THE PROBLEM:
All the data below goes into the copy word for word, but the pictures don't.
══ EXERCISE INPUT ══
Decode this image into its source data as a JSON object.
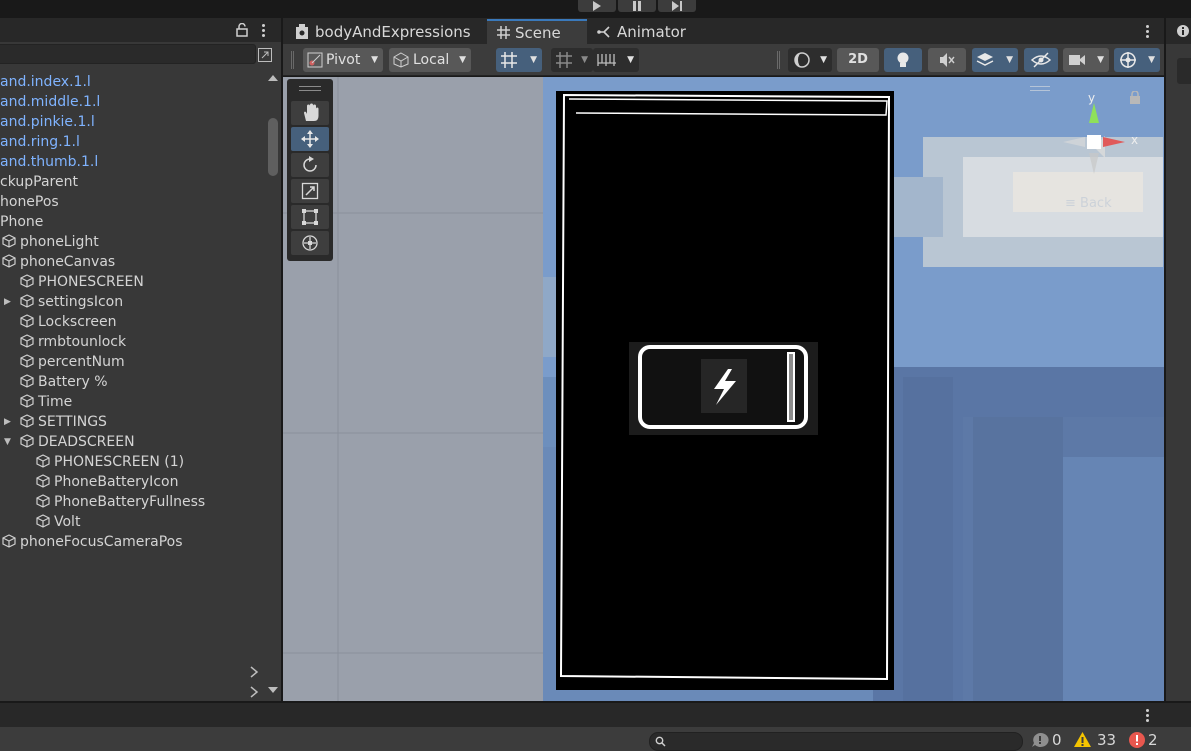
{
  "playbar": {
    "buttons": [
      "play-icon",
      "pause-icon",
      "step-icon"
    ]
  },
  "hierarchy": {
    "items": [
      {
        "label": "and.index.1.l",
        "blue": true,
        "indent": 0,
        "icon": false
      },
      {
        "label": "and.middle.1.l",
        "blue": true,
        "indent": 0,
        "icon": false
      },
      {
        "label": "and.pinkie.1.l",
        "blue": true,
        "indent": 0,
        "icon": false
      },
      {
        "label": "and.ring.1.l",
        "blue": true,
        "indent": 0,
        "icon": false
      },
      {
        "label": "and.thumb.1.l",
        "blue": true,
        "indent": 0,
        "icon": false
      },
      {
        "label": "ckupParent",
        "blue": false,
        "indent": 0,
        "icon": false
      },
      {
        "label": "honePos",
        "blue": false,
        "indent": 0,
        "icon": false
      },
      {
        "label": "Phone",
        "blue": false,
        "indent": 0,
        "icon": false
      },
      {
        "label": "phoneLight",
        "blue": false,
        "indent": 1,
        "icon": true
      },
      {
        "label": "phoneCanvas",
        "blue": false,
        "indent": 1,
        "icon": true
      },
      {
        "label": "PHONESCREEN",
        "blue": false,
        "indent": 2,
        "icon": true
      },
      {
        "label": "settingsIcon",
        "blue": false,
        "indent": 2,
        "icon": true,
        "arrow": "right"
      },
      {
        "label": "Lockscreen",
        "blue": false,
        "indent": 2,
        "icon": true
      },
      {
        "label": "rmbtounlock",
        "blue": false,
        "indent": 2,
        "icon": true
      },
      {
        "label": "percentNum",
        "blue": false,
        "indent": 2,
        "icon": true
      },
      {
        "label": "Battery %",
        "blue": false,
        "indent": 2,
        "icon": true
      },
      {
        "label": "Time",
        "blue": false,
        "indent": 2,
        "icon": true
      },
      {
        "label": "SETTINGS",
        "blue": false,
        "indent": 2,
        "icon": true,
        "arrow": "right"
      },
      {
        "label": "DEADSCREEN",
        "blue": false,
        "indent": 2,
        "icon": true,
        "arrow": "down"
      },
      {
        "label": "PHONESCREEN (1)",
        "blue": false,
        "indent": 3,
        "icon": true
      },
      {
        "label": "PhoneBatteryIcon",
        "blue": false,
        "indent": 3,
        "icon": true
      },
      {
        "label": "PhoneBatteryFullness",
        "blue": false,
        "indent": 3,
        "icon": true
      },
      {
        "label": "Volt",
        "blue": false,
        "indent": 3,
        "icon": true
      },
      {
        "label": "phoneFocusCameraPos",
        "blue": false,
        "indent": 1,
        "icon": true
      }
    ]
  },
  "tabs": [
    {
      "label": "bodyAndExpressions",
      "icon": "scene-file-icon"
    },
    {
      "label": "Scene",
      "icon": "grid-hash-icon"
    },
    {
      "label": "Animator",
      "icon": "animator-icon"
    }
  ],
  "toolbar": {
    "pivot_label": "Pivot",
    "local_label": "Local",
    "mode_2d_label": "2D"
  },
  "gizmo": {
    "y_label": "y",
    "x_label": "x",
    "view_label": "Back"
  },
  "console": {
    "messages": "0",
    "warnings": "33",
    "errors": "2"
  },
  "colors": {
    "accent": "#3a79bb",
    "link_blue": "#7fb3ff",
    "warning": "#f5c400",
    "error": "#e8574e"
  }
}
═══
WRITTEN ANSWER:
Decode this image into its source data as a JSON object.
{
  "playbar": {
    "buttons": [
      "play-icon",
      "pause-icon",
      "step-icon"
    ]
  },
  "hierarchy": {
    "items": [
      {
        "label": "and.index.1.l",
        "blue": true,
        "indent": 0,
        "icon": false
      },
      {
        "label": "and.middle.1.l",
        "blue": true,
        "indent": 0,
        "icon": false
      },
      {
        "label": "and.pinkie.1.l",
        "blue": true,
        "indent": 0,
        "icon": false
      },
      {
        "label": "and.ring.1.l",
        "blue": true,
        "indent": 0,
        "icon": false
      },
      {
        "label": "and.thumb.1.l",
        "blue": true,
        "indent": 0,
        "icon": false
      },
      {
        "label": "ckupParent",
        "blue": false,
        "indent": 0,
        "icon": false
      },
      {
        "label": "honePos",
        "blue": false,
        "indent": 0,
        "icon": false
      },
      {
        "label": "Phone",
        "blue": false,
        "indent": 0,
        "icon": false
      },
      {
        "label": "phoneLight",
        "blue": false,
        "indent": 1,
        "icon": true
      },
      {
        "label": "phoneCanvas",
        "blue": false,
        "indent": 1,
        "icon": true
      },
      {
        "label": "PHONESCREEN",
        "blue": false,
        "indent": 2,
        "icon": true
      },
      {
        "label": "settingsIcon",
        "blue": false,
        "indent": 2,
        "icon": true,
        "arrow": "right"
      },
      {
        "label": "Lockscreen",
        "blue": false,
        "indent": 2,
        "icon": true
      },
      {
        "label": "rmbtounlock",
        "blue": false,
        "indent": 2,
        "icon": true
      },
      {
        "label": "percentNum",
        "blue": false,
        "indent": 2,
        "icon": true
      },
      {
        "label": "Battery %",
        "blue": false,
        "indent": 2,
        "icon": true
      },
      {
        "label": "Time",
        "blue": false,
        "indent": 2,
        "icon": true
      },
      {
        "label": "SETTINGS",
        "blue": false,
        "indent": 2,
        "icon": true,
        "arrow": "right"
      },
      {
        "label": "DEADSCREEN",
        "blue": false,
        "indent": 2,
        "icon": true,
        "arrow": "down"
      },
      {
        "label": "PHONESCREEN (1)",
        "blue": false,
        "indent": 3,
        "icon": true
      },
      {
        "label": "PhoneBatteryIcon",
        "blue": false,
        "indent": 3,
        "icon": true
      },
      {
        "label": "PhoneBatteryFullness",
        "blue": false,
        "indent": 3,
        "icon": true
      },
      {
        "label": "Volt",
        "blue": false,
        "indent": 3,
        "icon": true
      },
      {
        "label": "phoneFocusCameraPos",
        "blue": false,
        "indent": 1,
        "icon": true
      }
    ]
  },
  "tabs": [
    {
      "label": "bodyAndExpressions",
      "icon": "scene-file-icon"
    },
    {
      "label": "Scene",
      "icon": "grid-hash-icon"
    },
    {
      "label": "Animator",
      "icon": "animator-icon"
    }
  ],
  "toolbar": {
    "pivot_label": "Pivot",
    "local_label": "Local",
    "mode_2d_label": "2D"
  },
  "gizmo": {
    "y_label": "y",
    "x_label": "x",
    "view_label": "Back"
  },
  "console": {
    "messages": "0",
    "warnings": "33",
    "errors": "2"
  },
  "colors": {
    "accent": "#3a79bb",
    "link_blue": "#7fb3ff",
    "warning": "#f5c400",
    "error": "#e8574e"
  }
}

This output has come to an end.